__CHALLENGE__
In the following material, identify every line holding the string "Training" and return it.

__DATA EXTRACT__
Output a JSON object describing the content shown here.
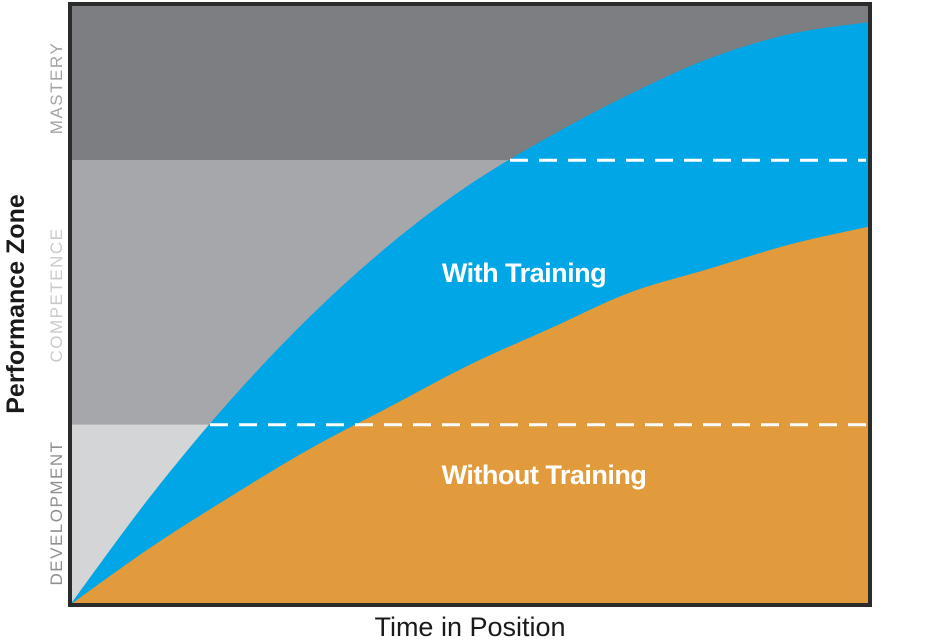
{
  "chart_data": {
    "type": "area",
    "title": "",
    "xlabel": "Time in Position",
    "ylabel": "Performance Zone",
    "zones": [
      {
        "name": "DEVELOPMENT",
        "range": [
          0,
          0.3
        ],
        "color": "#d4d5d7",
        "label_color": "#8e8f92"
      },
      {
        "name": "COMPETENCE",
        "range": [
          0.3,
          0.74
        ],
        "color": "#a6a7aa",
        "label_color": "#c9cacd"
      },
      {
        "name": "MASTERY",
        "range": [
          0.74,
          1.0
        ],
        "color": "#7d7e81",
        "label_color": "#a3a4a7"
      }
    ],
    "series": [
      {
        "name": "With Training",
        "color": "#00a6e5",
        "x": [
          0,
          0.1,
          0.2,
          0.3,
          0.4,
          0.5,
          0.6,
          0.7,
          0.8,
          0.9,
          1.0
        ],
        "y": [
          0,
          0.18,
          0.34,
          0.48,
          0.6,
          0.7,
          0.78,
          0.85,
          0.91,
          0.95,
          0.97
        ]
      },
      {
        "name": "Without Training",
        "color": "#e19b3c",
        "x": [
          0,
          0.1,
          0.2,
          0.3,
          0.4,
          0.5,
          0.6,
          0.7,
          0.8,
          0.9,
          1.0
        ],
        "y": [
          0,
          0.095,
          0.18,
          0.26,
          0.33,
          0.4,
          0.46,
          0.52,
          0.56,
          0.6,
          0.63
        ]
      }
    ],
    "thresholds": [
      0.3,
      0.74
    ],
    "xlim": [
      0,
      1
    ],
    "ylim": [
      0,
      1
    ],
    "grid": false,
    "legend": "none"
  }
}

__FINISHED ANSWER__
        "name": "With Training",
        "name": "Without Training",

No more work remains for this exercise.